* begin *

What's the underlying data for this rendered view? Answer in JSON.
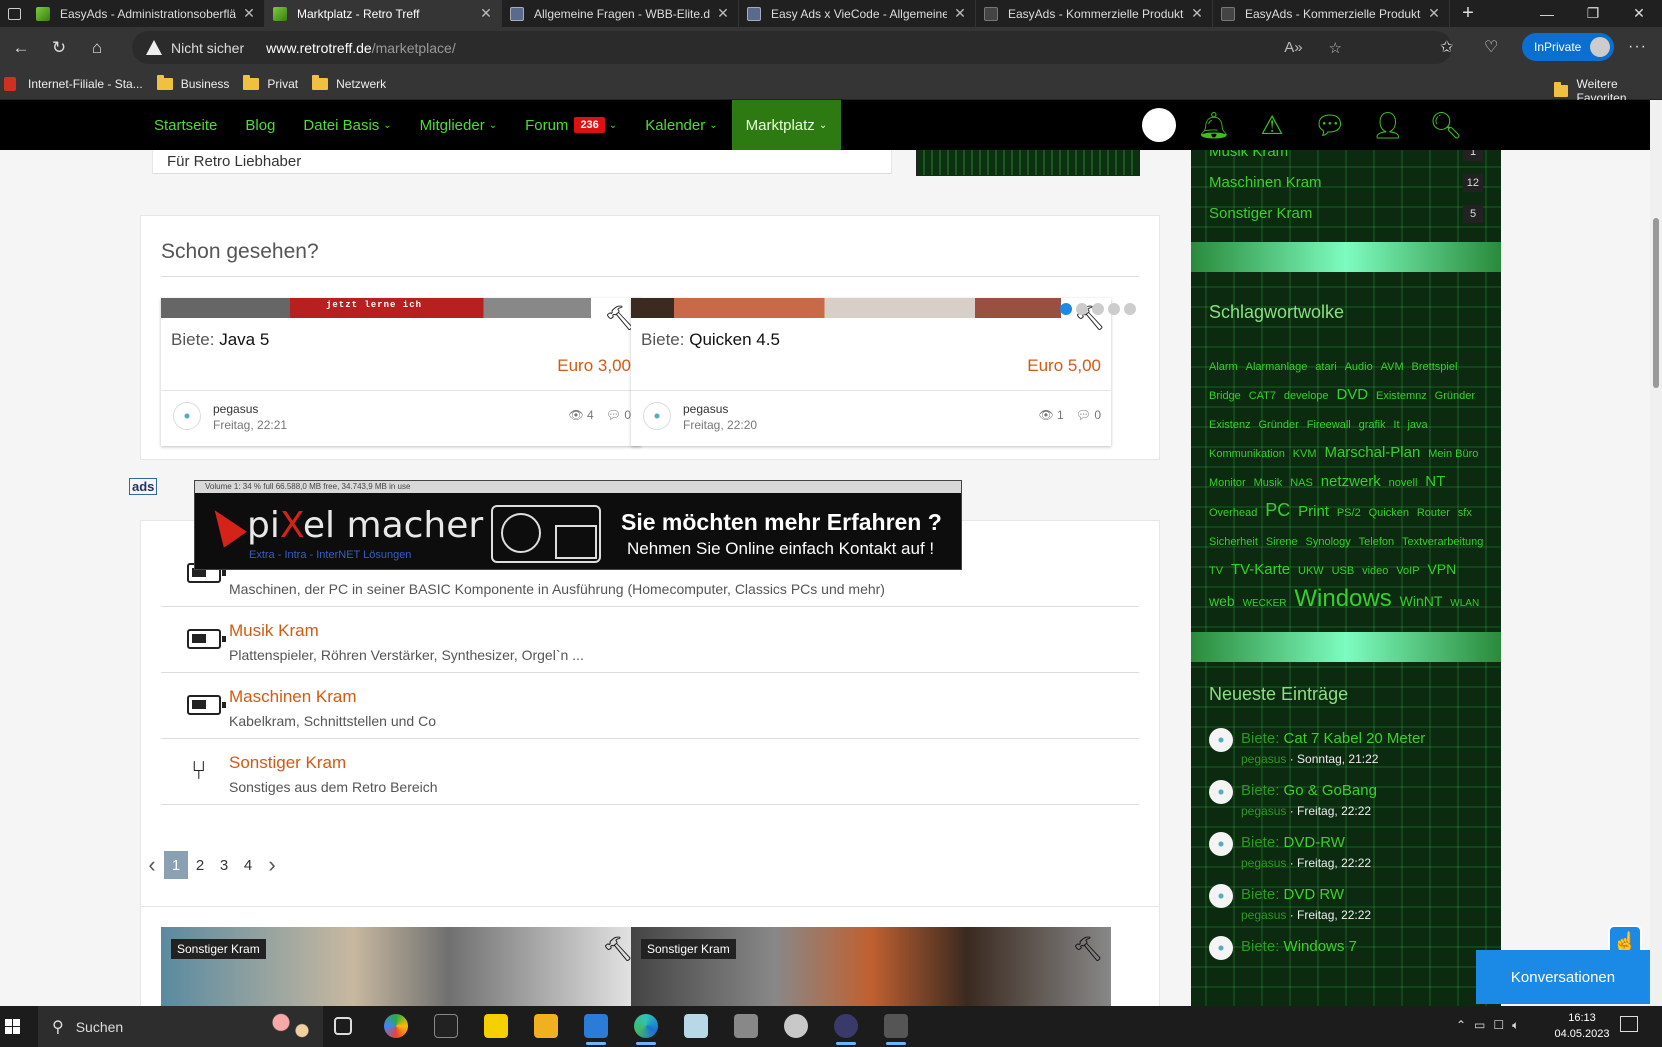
{
  "browser": {
    "tabs": [
      {
        "title": "EasyAds - Administrationsoberflä",
        "active": false,
        "icon": "vcode-icon"
      },
      {
        "title": "Marktplatz - Retro Treff",
        "active": true,
        "icon": "vcode-icon"
      },
      {
        "title": "Allgemeine Fragen - WBB-Elite.d",
        "active": false,
        "icon": "wbb-icon"
      },
      {
        "title": "Easy Ads x VieCode - Allgemeine",
        "active": false,
        "icon": "wbb-icon"
      },
      {
        "title": "EasyAds - Kommerzielle Produkte",
        "active": false,
        "icon": "doc-icon"
      },
      {
        "title": "EasyAds - Kommerzielle Produkte",
        "active": false,
        "icon": "doc-icon"
      }
    ],
    "security": "Nicht sicher",
    "url_host": "www.retrotreff.de",
    "url_path": "/marketplace/",
    "inprivate": "InPrivate",
    "bookmarks": [
      "Internet-Filiale - Sta...",
      "Business",
      "Privat",
      "Netzwerk"
    ],
    "other_favorites": "Weitere Favoriten"
  },
  "nav": {
    "items": [
      {
        "label": "Startseite",
        "chevron": false
      },
      {
        "label": "Blog",
        "chevron": false
      },
      {
        "label": "Datei Basis",
        "chevron": true
      },
      {
        "label": "Mitglieder",
        "chevron": true
      },
      {
        "label": "Forum",
        "chevron": true,
        "badge": "236"
      },
      {
        "label": "Kalender",
        "chevron": true
      },
      {
        "label": "Marktplatz",
        "chevron": true,
        "active": true
      }
    ]
  },
  "top_card": {
    "text": "Für Retro Liebhaber"
  },
  "seen": {
    "title": "Schon gesehen?",
    "items": [
      {
        "prefix": "Biete:",
        "title": "Java 5",
        "price": "Euro 3,00",
        "user": "pegasus",
        "time": "Freitag, 22:21",
        "views": "4",
        "comments": "0",
        "banner": "jetzt lerne ich"
      },
      {
        "prefix": "Biete:",
        "title": "Quicken 4.5",
        "price": "Euro 5,00",
        "user": "pegasus",
        "time": "Freitag, 22:20",
        "views": "1",
        "comments": "0"
      }
    ]
  },
  "ads_label": "ads",
  "ad": {
    "bar": "Volume 1:  34 % full 66.588,0 MB free, 34.743,9 MB in use",
    "logo_a": "pi",
    "logo_x": "X",
    "logo_b": "el macher",
    "sub": "Extra - Intra - InterNET Lösungen",
    "headline": "Sie möchten mehr Erfahren ?",
    "subline": "Nehmen Sie Online einfach Kontakt auf !"
  },
  "categories": [
    {
      "name": "",
      "desc": "Maschinen, der PC in seiner BASIC Komponente in Ausführung (Homecomputer, Classics PCs und mehr)",
      "icon": "battery-icon"
    },
    {
      "name": "Musik Kram",
      "desc": "Plattenspieler, Röhren Verstärker, Synthesizer, Orgel`n ...",
      "icon": "battery-icon"
    },
    {
      "name": "Maschinen Kram",
      "desc": "Kabelkram, Schnittstellen und Co",
      "icon": "battery-icon"
    },
    {
      "name": "Sonstiger Kram",
      "desc": "Sonstiges aus dem Retro Bereich",
      "icon": "branch-icon"
    }
  ],
  "pager": {
    "pages": [
      "1",
      "2",
      "3",
      "4"
    ],
    "current": "1"
  },
  "bottom_cards": [
    {
      "tag": "Sonstiger Kram"
    },
    {
      "tag": "Sonstiger Kram"
    }
  ],
  "sidebar": {
    "categories": [
      {
        "name": "Musik Kram",
        "count": "1"
      },
      {
        "name": "Maschinen Kram",
        "count": "12"
      },
      {
        "name": "Sonstiger Kram",
        "count": "5"
      }
    ],
    "tagcloud_title": "Schlagwortwolke",
    "tags": [
      {
        "t": "Alarm",
        "s": 11
      },
      {
        "t": "Alarmanlage",
        "s": 11
      },
      {
        "t": "atari",
        "s": 11
      },
      {
        "t": "Audio",
        "s": 11
      },
      {
        "t": "AVM",
        "s": 11
      },
      {
        "t": "Brettspiel",
        "s": 11
      },
      {
        "t": "Bridge",
        "s": 11
      },
      {
        "t": "CAT7",
        "s": 11
      },
      {
        "t": "develope",
        "s": 11
      },
      {
        "t": "DVD",
        "s": 15
      },
      {
        "t": "Existemnz",
        "s": 11
      },
      {
        "t": "Gründer",
        "s": 11
      },
      {
        "t": "Existenz",
        "s": 11
      },
      {
        "t": "Gründer",
        "s": 11
      },
      {
        "t": "Fireewall",
        "s": 11
      },
      {
        "t": "grafik",
        "s": 11
      },
      {
        "t": "It",
        "s": 11
      },
      {
        "t": "java",
        "s": 11
      },
      {
        "t": "Kommunikation",
        "s": 11
      },
      {
        "t": "KVM",
        "s": 11
      },
      {
        "t": "Marschal-Plan",
        "s": 15
      },
      {
        "t": "Mein Büro",
        "s": 11
      },
      {
        "t": "Monitor",
        "s": 11
      },
      {
        "t": "Musik",
        "s": 11
      },
      {
        "t": "NAS",
        "s": 11
      },
      {
        "t": "netzwerk",
        "s": 15
      },
      {
        "t": "novell",
        "s": 11
      },
      {
        "t": "NT",
        "s": 15
      },
      {
        "t": "Overhead",
        "s": 11
      },
      {
        "t": "PC",
        "s": 18
      },
      {
        "t": "Print",
        "s": 15
      },
      {
        "t": "PS/2",
        "s": 11
      },
      {
        "t": "Quicken",
        "s": 11
      },
      {
        "t": "Router",
        "s": 11
      },
      {
        "t": "sfx",
        "s": 11
      },
      {
        "t": "Sicherheit",
        "s": 11
      },
      {
        "t": "Sirene",
        "s": 11
      },
      {
        "t": "Synology",
        "s": 11
      },
      {
        "t": "Telefon",
        "s": 11
      },
      {
        "t": "Textverarbeitung",
        "s": 11
      },
      {
        "t": "TV",
        "s": 11
      },
      {
        "t": "TV-Karte",
        "s": 15
      },
      {
        "t": "UKW",
        "s": 11
      },
      {
        "t": "USB",
        "s": 11
      },
      {
        "t": "video",
        "s": 11
      },
      {
        "t": "VoIP",
        "s": 11
      },
      {
        "t": "VPN",
        "s": 14
      },
      {
        "t": "web",
        "s": 14
      },
      {
        "t": "WECKER",
        "s": 10
      },
      {
        "t": "Windows",
        "s": 24
      },
      {
        "t": "WinNT",
        "s": 14
      },
      {
        "t": "WLAN",
        "s": 10
      }
    ],
    "latest_title": "Neueste Einträge",
    "latest": [
      {
        "prefix": "Biete:",
        "title": "Cat 7 Kabel 20 Meter",
        "user": "pegasus",
        "time": "Sonntag, 21:22"
      },
      {
        "prefix": "Biete:",
        "title": "Go & GoBang",
        "user": "pegasus",
        "time": "Freitag, 22:22"
      },
      {
        "prefix": "Biete:",
        "title": "DVD-RW",
        "user": "pegasus",
        "time": "Freitag, 22:22"
      },
      {
        "prefix": "Biete:",
        "title": "DVD RW",
        "user": "pegasus",
        "time": "Freitag, 22:22"
      },
      {
        "prefix": "Biete:",
        "title": "Windows 7",
        "user": "",
        "time": ""
      }
    ]
  },
  "conversations": "Konversationen",
  "taskbar": {
    "search": "Suchen",
    "time": "16:13",
    "date": "04.05.2023"
  }
}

* end *

WHAT NEEDS TO BE DONE
Any pictures should be dropped; transcribe the rest of the records above exactly.

FULL ANSWER
What's the underlying data for this rendered view? Answer in JSON.
{
  "browser": {
    "tabs": [
      {
        "title": "EasyAds - Administrationsoberflä",
        "active": false,
        "icon": "vcode-icon"
      },
      {
        "title": "Marktplatz - Retro Treff",
        "active": true,
        "icon": "vcode-icon"
      },
      {
        "title": "Allgemeine Fragen - WBB-Elite.d",
        "active": false,
        "icon": "wbb-icon"
      },
      {
        "title": "Easy Ads x VieCode - Allgemeine",
        "active": false,
        "icon": "wbb-icon"
      },
      {
        "title": "EasyAds - Kommerzielle Produkte",
        "active": false,
        "icon": "doc-icon"
      },
      {
        "title": "EasyAds - Kommerzielle Produkte",
        "active": false,
        "icon": "doc-icon"
      }
    ],
    "security": "Nicht sicher",
    "url_host": "www.retrotreff.de",
    "url_path": "/marketplace/",
    "inprivate": "InPrivate",
    "bookmarks": [
      "Internet-Filiale - Sta...",
      "Business",
      "Privat",
      "Netzwerk"
    ],
    "other_favorites": "Weitere Favoriten"
  },
  "nav": {
    "items": [
      {
        "label": "Startseite",
        "chevron": false
      },
      {
        "label": "Blog",
        "chevron": false
      },
      {
        "label": "Datei Basis",
        "chevron": true
      },
      {
        "label": "Mitglieder",
        "chevron": true
      },
      {
        "label": "Forum",
        "chevron": true,
        "badge": "236"
      },
      {
        "label": "Kalender",
        "chevron": true
      },
      {
        "label": "Marktplatz",
        "chevron": true,
        "active": true
      }
    ]
  },
  "top_card": {
    "text": "Für Retro Liebhaber"
  },
  "seen": {
    "title": "Schon gesehen?",
    "items": [
      {
        "prefix": "Biete:",
        "title": "Java 5",
        "price": "Euro 3,00",
        "user": "pegasus",
        "time": "Freitag, 22:21",
        "views": "4",
        "comments": "0",
        "banner": "jetzt lerne ich"
      },
      {
        "prefix": "Biete:",
        "title": "Quicken 4.5",
        "price": "Euro 5,00",
        "user": "pegasus",
        "time": "Freitag, 22:20",
        "views": "1",
        "comments": "0"
      }
    ]
  },
  "ads_label": "ads",
  "ad": {
    "bar": "Volume 1:  34 % full 66.588,0 MB free, 34.743,9 MB in use",
    "logo_a": "pi",
    "logo_x": "X",
    "logo_b": "el macher",
    "sub": "Extra - Intra - InterNET Lösungen",
    "headline": "Sie möchten mehr Erfahren ?",
    "subline": "Nehmen Sie Online einfach Kontakt auf !"
  },
  "categories": [
    {
      "name": "",
      "desc": "Maschinen, der PC in seiner BASIC Komponente in Ausführung (Homecomputer, Classics PCs und mehr)",
      "icon": "battery-icon"
    },
    {
      "name": "Musik Kram",
      "desc": "Plattenspieler, Röhren Verstärker, Synthesizer, Orgel`n ...",
      "icon": "battery-icon"
    },
    {
      "name": "Maschinen Kram",
      "desc": "Kabelkram, Schnittstellen und Co",
      "icon": "battery-icon"
    },
    {
      "name": "Sonstiger Kram",
      "desc": "Sonstiges aus dem Retro Bereich",
      "icon": "branch-icon"
    }
  ],
  "pager": {
    "pages": [
      "1",
      "2",
      "3",
      "4"
    ],
    "current": "1"
  },
  "bottom_cards": [
    {
      "tag": "Sonstiger Kram"
    },
    {
      "tag": "Sonstiger Kram"
    }
  ],
  "sidebar": {
    "categories": [
      {
        "name": "Musik Kram",
        "count": "1"
      },
      {
        "name": "Maschinen Kram",
        "count": "12"
      },
      {
        "name": "Sonstiger Kram",
        "count": "5"
      }
    ],
    "tagcloud_title": "Schlagwortwolke",
    "tags": [
      {
        "t": "Alarm",
        "s": 11
      },
      {
        "t": "Alarmanlage",
        "s": 11
      },
      {
        "t": "atari",
        "s": 11
      },
      {
        "t": "Audio",
        "s": 11
      },
      {
        "t": "AVM",
        "s": 11
      },
      {
        "t": "Brettspiel",
        "s": 11
      },
      {
        "t": "Bridge",
        "s": 11
      },
      {
        "t": "CAT7",
        "s": 11
      },
      {
        "t": "develope",
        "s": 11
      },
      {
        "t": "DVD",
        "s": 15
      },
      {
        "t": "Existemnz",
        "s": 11
      },
      {
        "t": "Gründer",
        "s": 11
      },
      {
        "t": "Existenz",
        "s": 11
      },
      {
        "t": "Gründer",
        "s": 11
      },
      {
        "t": "Fireewall",
        "s": 11
      },
      {
        "t": "grafik",
        "s": 11
      },
      {
        "t": "It",
        "s": 11
      },
      {
        "t": "java",
        "s": 11
      },
      {
        "t": "Kommunikation",
        "s": 11
      },
      {
        "t": "KVM",
        "s": 11
      },
      {
        "t": "Marschal-Plan",
        "s": 15
      },
      {
        "t": "Mein Büro",
        "s": 11
      },
      {
        "t": "Monitor",
        "s": 11
      },
      {
        "t": "Musik",
        "s": 11
      },
      {
        "t": "NAS",
        "s": 11
      },
      {
        "t": "netzwerk",
        "s": 15
      },
      {
        "t": "novell",
        "s": 11
      },
      {
        "t": "NT",
        "s": 15
      },
      {
        "t": "Overhead",
        "s": 11
      },
      {
        "t": "PC",
        "s": 18
      },
      {
        "t": "Print",
        "s": 15
      },
      {
        "t": "PS/2",
        "s": 11
      },
      {
        "t": "Quicken",
        "s": 11
      },
      {
        "t": "Router",
        "s": 11
      },
      {
        "t": "sfx",
        "s": 11
      },
      {
        "t": "Sicherheit",
        "s": 11
      },
      {
        "t": "Sirene",
        "s": 11
      },
      {
        "t": "Synology",
        "s": 11
      },
      {
        "t": "Telefon",
        "s": 11
      },
      {
        "t": "Textverarbeitung",
        "s": 11
      },
      {
        "t": "TV",
        "s": 11
      },
      {
        "t": "TV-Karte",
        "s": 15
      },
      {
        "t": "UKW",
        "s": 11
      },
      {
        "t": "USB",
        "s": 11
      },
      {
        "t": "video",
        "s": 11
      },
      {
        "t": "VoIP",
        "s": 11
      },
      {
        "t": "VPN",
        "s": 14
      },
      {
        "t": "web",
        "s": 14
      },
      {
        "t": "WECKER",
        "s": 10
      },
      {
        "t": "Windows",
        "s": 24
      },
      {
        "t": "WinNT",
        "s": 14
      },
      {
        "t": "WLAN",
        "s": 10
      }
    ],
    "latest_title": "Neueste Einträge",
    "latest": [
      {
        "prefix": "Biete:",
        "title": "Cat 7 Kabel 20 Meter",
        "user": "pegasus",
        "time": "Sonntag, 21:22"
      },
      {
        "prefix": "Biete:",
        "title": "Go & GoBang",
        "user": "pegasus",
        "time": "Freitag, 22:22"
      },
      {
        "prefix": "Biete:",
        "title": "DVD-RW",
        "user": "pegasus",
        "time": "Freitag, 22:22"
      },
      {
        "prefix": "Biete:",
        "title": "DVD RW",
        "user": "pegasus",
        "time": "Freitag, 22:22"
      },
      {
        "prefix": "Biete:",
        "title": "Windows 7",
        "user": "",
        "time": ""
      }
    ]
  },
  "conversations": "Konversationen",
  "taskbar": {
    "search": "Suchen",
    "time": "16:13",
    "date": "04.05.2023"
  }
}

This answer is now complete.